* Short problem *
Go through the material below and copy each line where the word "with" appears.

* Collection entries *

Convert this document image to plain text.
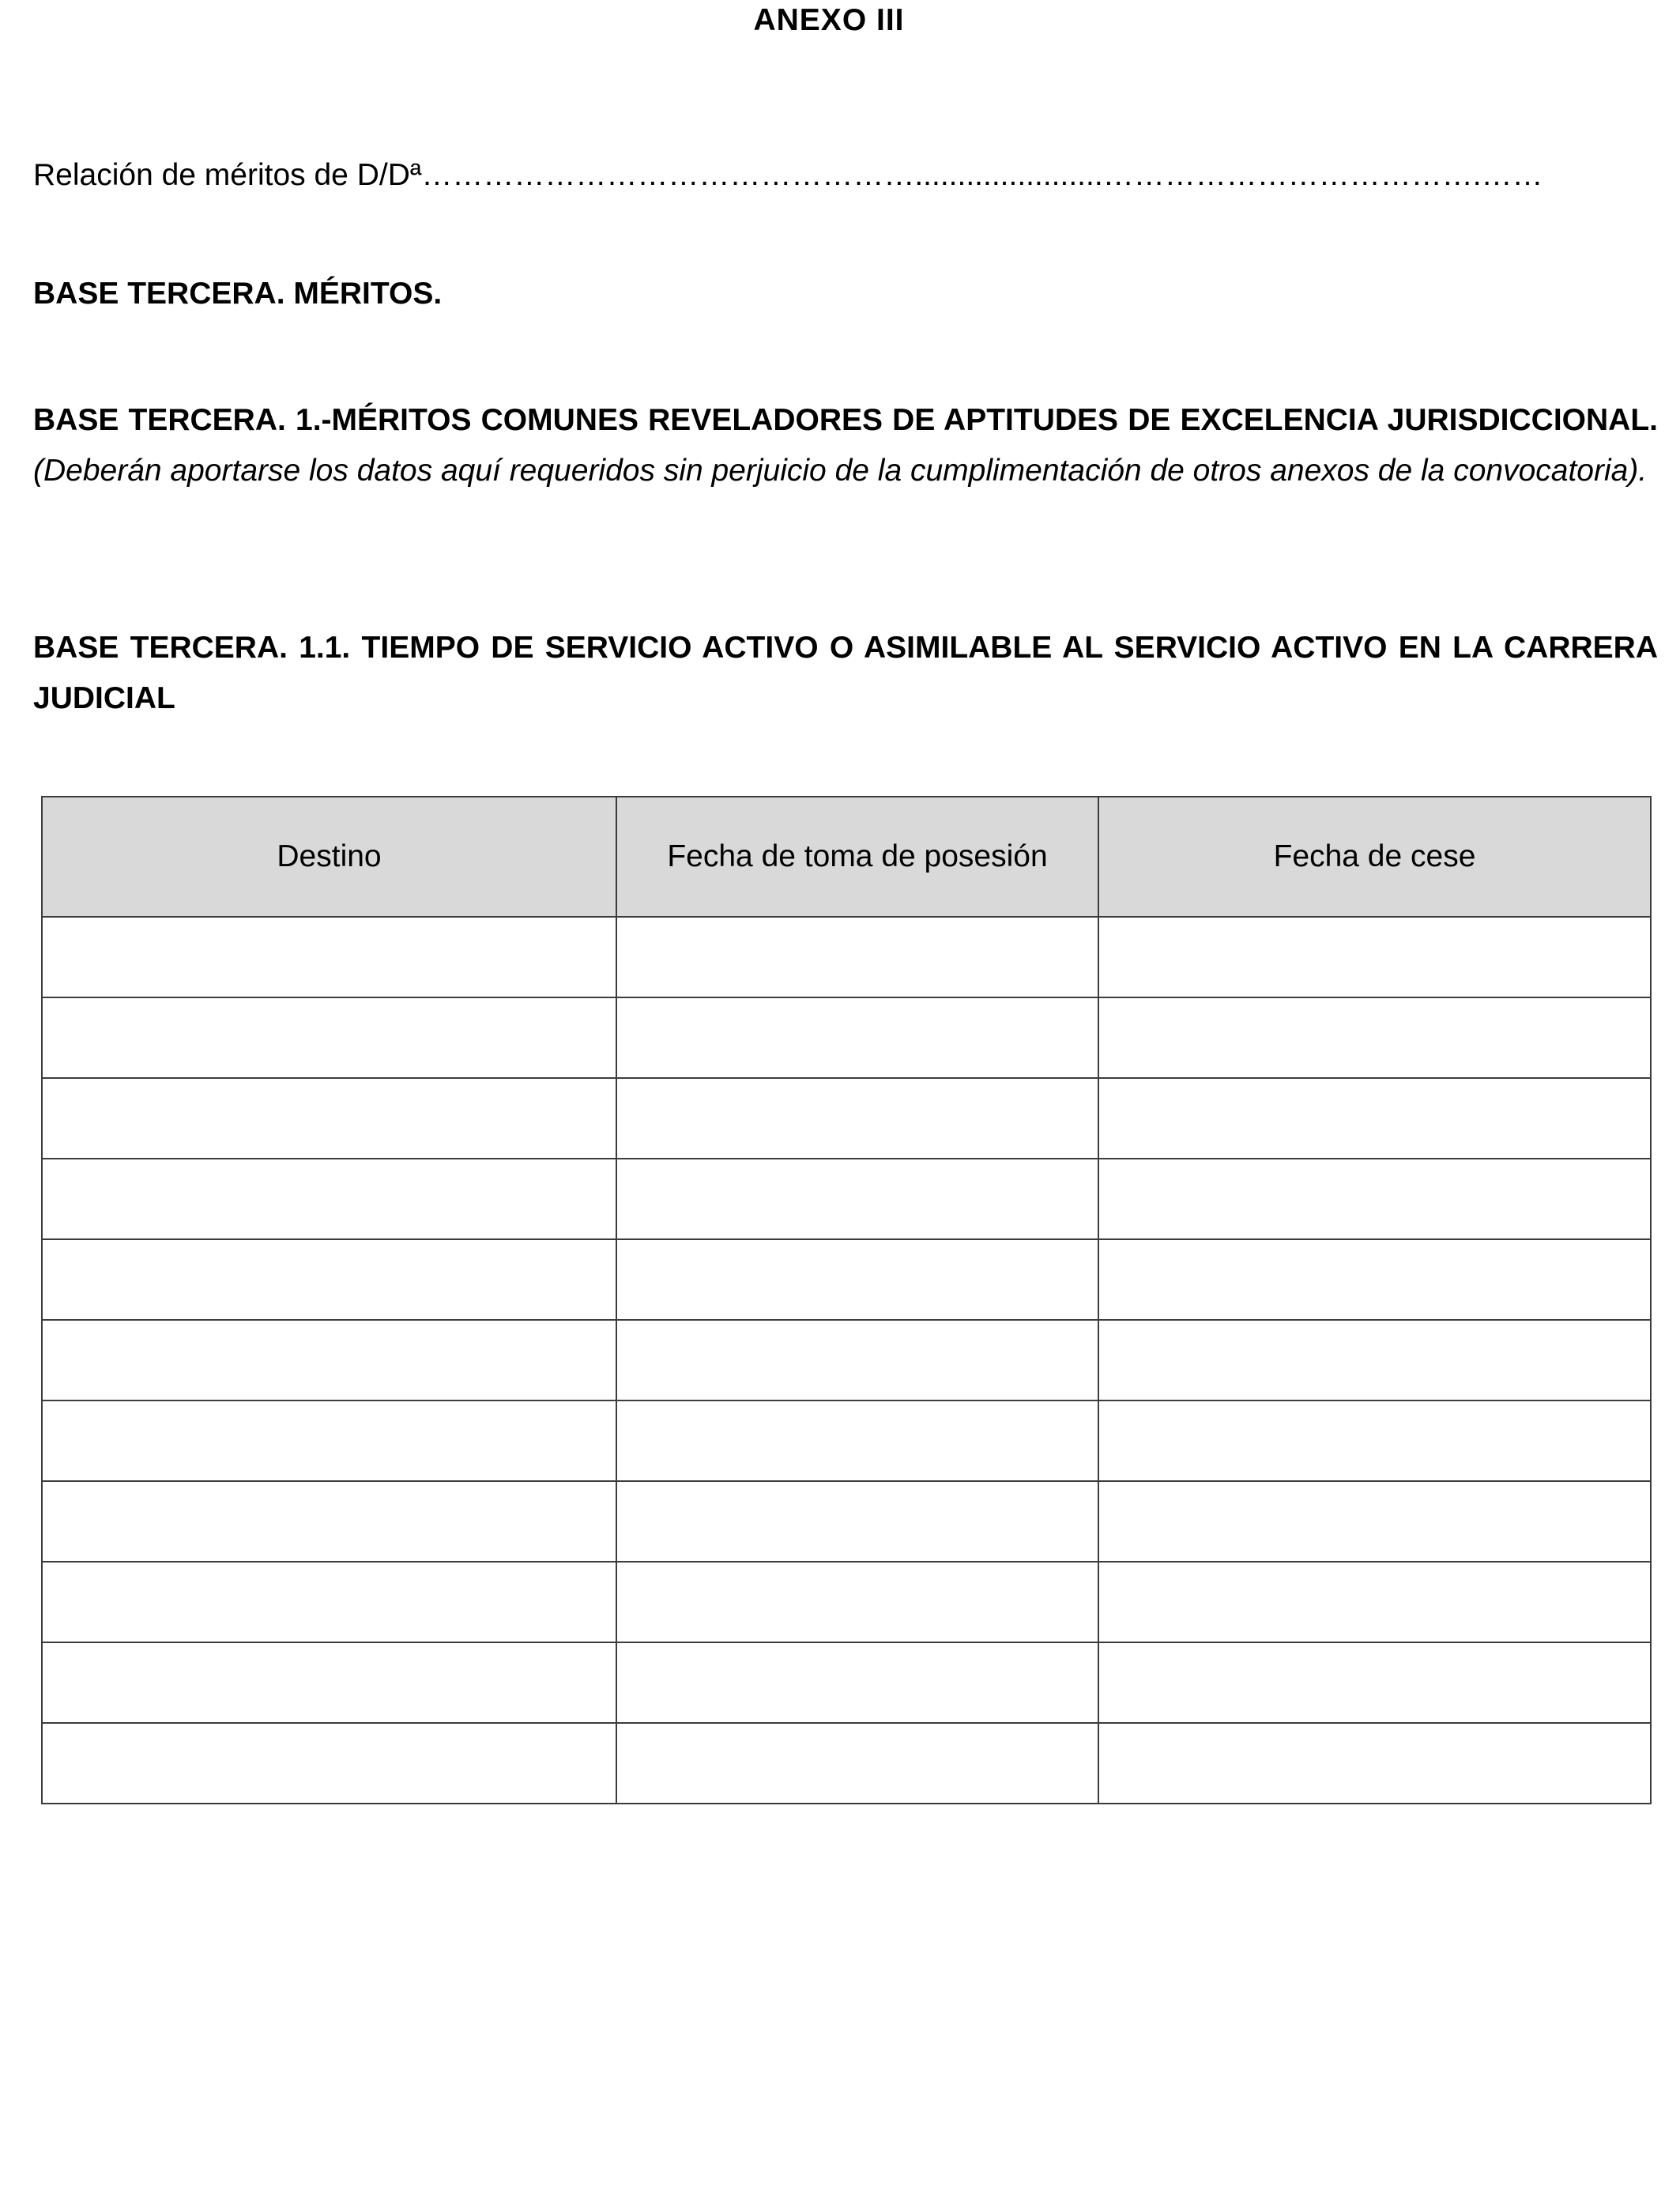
ANEXO III
Relación de méritos de D/Dª…………………………………………......................……………………………….……
BASE TERCERA. MÉRITOS.
BASE TERCERA. 1.-MÉRITOS COMUNES REVELADORES DE APTITUDES DE EXCELENCIA JURISDICCIONAL. (Deberán aportarse los datos aquí requeridos sin perjuicio de la cumplimentación de otros anexos de la convocatoria).
BASE TERCERA. 1.1. TIEMPO DE SERVICIO ACTIVO O ASIMILABLE AL SERVICIO ACTIVO EN LA CARRERA JUDICIAL
Destino	Fecha de toma de posesión	Fecha de cese
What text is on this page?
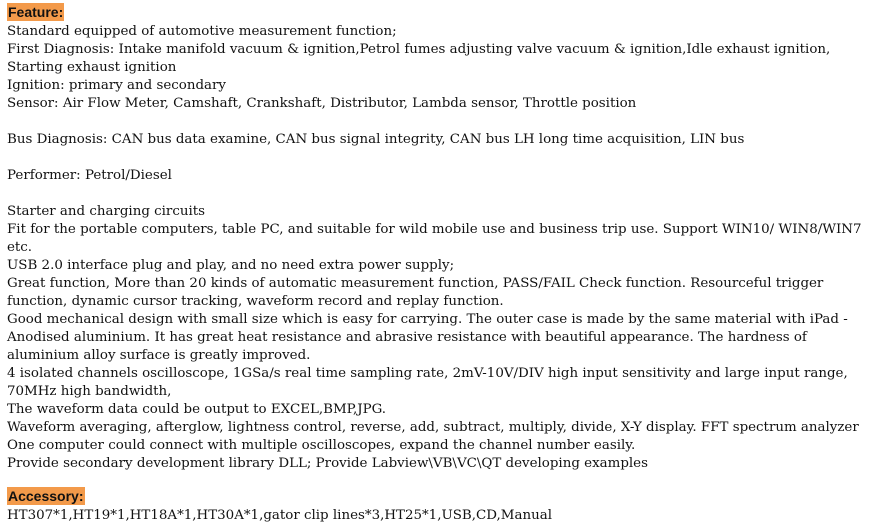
Feature:
Standard equipped of automotive measurement function;
First Diagnosis: Intake manifold vacuum & ignition,Petrol fumes adjusting valve vacuum & ignition,Idle exhaust ignition, Starting exhaust ignition
Ignition: primary and secondary
Sensor: Air Flow Meter, Camshaft, Crankshaft, Distributor, Lambda sensor, Throttle position
Bus Diagnosis: CAN bus data examine, CAN bus signal integrity, CAN bus LH long time acquisition, LIN bus
Performer: Petrol/Diesel
Starter and charging circuits
Fit for the portable computers, table PC, and suitable for wild mobile use and business trip use. Support WIN10/ WIN8/WIN7 etc.
USB 2.0 interface plug and play, and no need extra power supply;
Great function, More than 20 kinds of automatic measurement function, PASS/FAIL Check function. Resourceful trigger function, dynamic cursor tracking, waveform record and replay function.
Good mechanical design with small size which is easy for carrying. The outer case is made by the same material with iPad - Anodised aluminium. It has great heat resistance and abrasive resistance with beautiful appearance. The hardness of aluminium alloy surface is greatly improved.
4 isolated channels oscilloscope, 1GSa/s real time sampling rate, 2mV-10V/DIV high input sensitivity and large input range, 70MHz high bandwidth,
The waveform data could be output to EXCEL,BMP,JPG.
Waveform averaging, afterglow, lightness control, reverse, add, subtract, multiply, divide, X-Y display. FFT spectrum analyzer
One computer could connect with multiple oscilloscopes, expand the channel number easily.
Provide secondary development library DLL; Provide Labview\VB\VC\QT developing examples
Accessory:
HT307*1,HT19*1,HT18A*1,HT30A*1,gator clip lines*3,HT25*1,USB,CD,Manual
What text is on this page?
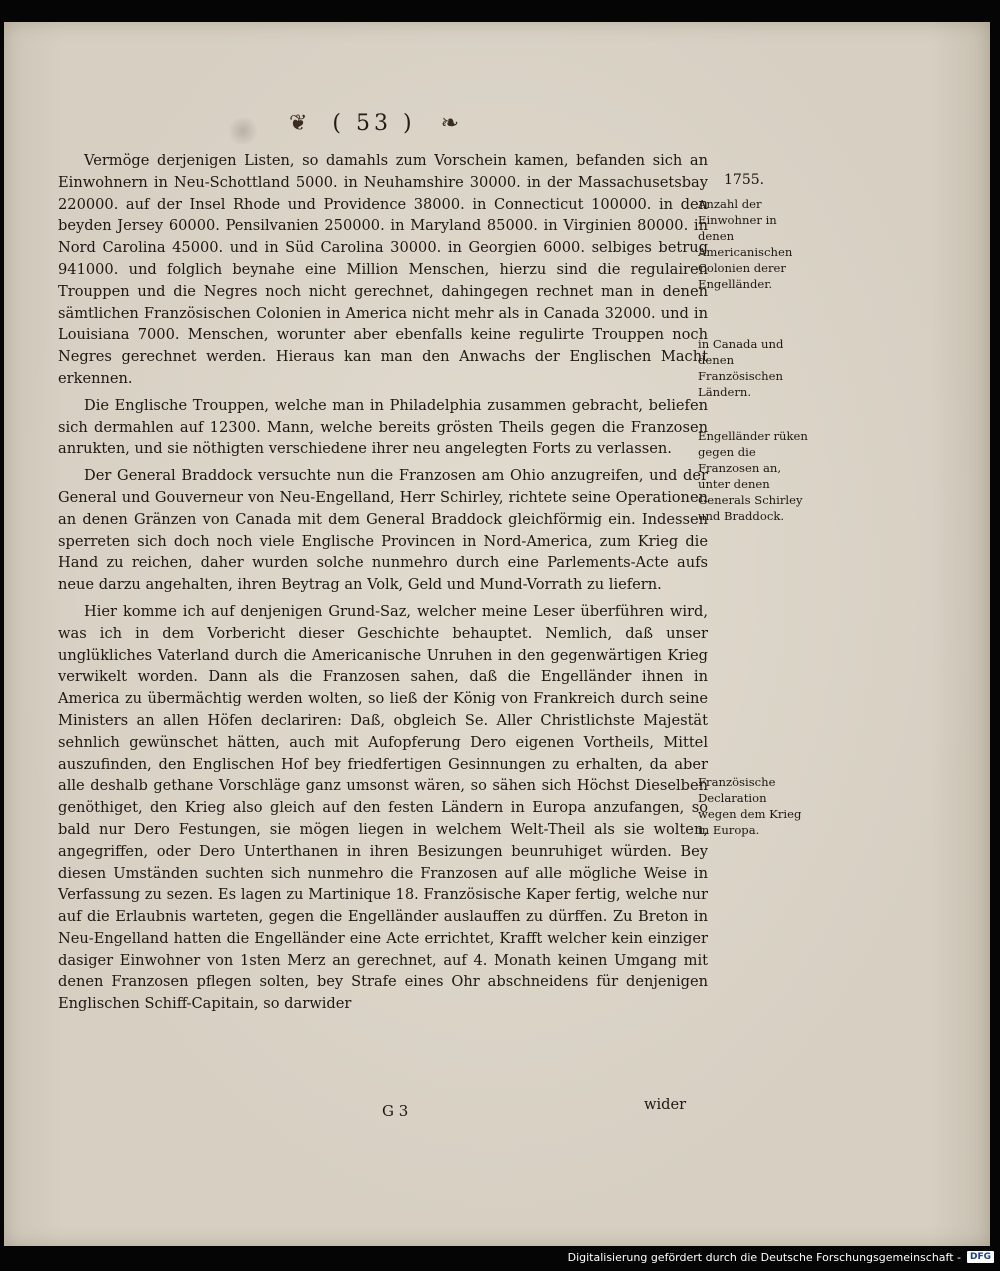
❦ ( 53 ) ❧
1755.

Vermöge derjenigen Listen, so damahls zum Vorschein kamen, befanden sich an Einwohnern in Neu-Schottland 5000. in Neuhamshire 30000. in der Massachusetsbay 220000. auf der Insel Rhode und Providence 38000. in Connecticut 100000. in den beyden Jersey 60000. Pensilvanien 250000. in Maryland 85000. in Virginien 80000. in Nord Carolina 45000. und in Süd Carolina 30000. in Georgien 6000. selbiges betrug 941000. und folglich beynahe eine Million Menschen, hierzu sind die regulairen Trouppen und die Negres noch nicht gerechnet, dahingegen rechnet man in denen sämtlichen Französischen Colonien in America nicht mehr als in Canada 32000. und in Louisiana 7000. Menschen, worunter aber ebenfalls keine regulirte Trouppen noch Negres gerechnet werden. Hieraus kan man den Anwachs der Englischen Macht erkennen.

Die Englische Trouppen, welche man in Philadelphia zusammen gebracht, beliefen sich dermahlen auf 12300. Mann, welche bereits grösten Theils gegen die Franzosen anrukten, und sie nöthigten verschiedene ihrer neu angelegten Forts zu verlassen.

Der General Braddock versuchte nun die Franzosen am Ohio anzugreifen, und der General und Gouverneur von Neu-Engelland, Herr Schirley, richtete seine Operationen an denen Gränzen von Canada mit dem General Braddock gleichförmig ein. Indessen sperreten sich doch noch viele Englische Provincen in Nord-America, zum Krieg die Hand zu reichen, daher wurden solche nunmehro durch eine Parlements-Acte aufs neue darzu angehalten, ihren Beytrag an Volk, Geld und Mund-Vorrath zu liefern.

Hier komme ich auf denjenigen Grund-Saz, welcher meine Leser überführen wird, was ich in dem Vorbericht dieser Geschichte behauptet. Nemlich, daß unser unglükliches Vaterland durch die Americanische Unruhen in den gegenwärtigen Krieg verwikelt worden. Dann als die Franzosen sahen, daß die Engelländer ihnen in America zu übermächtig werden wolten, so ließ der König von Frankreich durch seine Ministers an allen Höfen declariren: Daß, obgleich Se. Aller Christlichste Majestät sehnlich gewünschet hätten, auch mit Aufopferung Dero eigenen Vortheils, Mittel auszufinden, den Englischen Hof bey friedfertigen Gesinnungen zu erhalten, da aber alle deshalb gethane Vorschläge ganz umsonst wären, so sähen sich Höchst Dieselben genöthiget, den Krieg also gleich auf den festen Ländern in Europa anzufangen, so bald nur Dero Festungen, sie mögen liegen in welchem Welt-Theil als sie wolten, angegriffen, oder Dero Unterthanen in ihren Besizungen beunruhiget würden. Bey diesen Umständen suchten sich nunmehro die Franzosen auf alle mögliche Weise in Verfassung zu sezen. Es lagen zu Martinique 18. Französische Kaper fertig, welche nur auf die Erlaubnis warteten, gegen die Engelländer auslauffen zu dürffen. Zu Breton in Neu-Engelland hatten die Engelländer eine Acte errichtet, Krafft welcher kein einziger dasiger Einwohner von 1sten Merz an gerechnet, auf 4. Monath keinen Umgang mit denen Franzosen pflegen solten, bey Strafe eines Ohr abschneidens für denjenigen Englischen Schiff-Capitain, so darwider

Anzahl der Einwohner in denen Americanischen Colonien derer Engelländer.
in Canada und denen Französischen Ländern.
Engelländer rüken gegen die Franzosen an, unter denen Generals Schirley und Braddock.
Französische Declaration wegen dem Krieg in Europa.
G 3	wider
Digitalisierung gefördert durch die Deutsche Forschungsgemeinschaft -	DFG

* Complete output *
Good mechanical design with small size which is easy for carrying. The outer case is made by the same material with iPad - Anodised aluminium. It has great heat resistance and abrasive resistance with beautiful appearance. The hardness of aluminium alloy surface is greatly improved.
One computer could connect with multiple oscilloscopes, expand the channel number easily.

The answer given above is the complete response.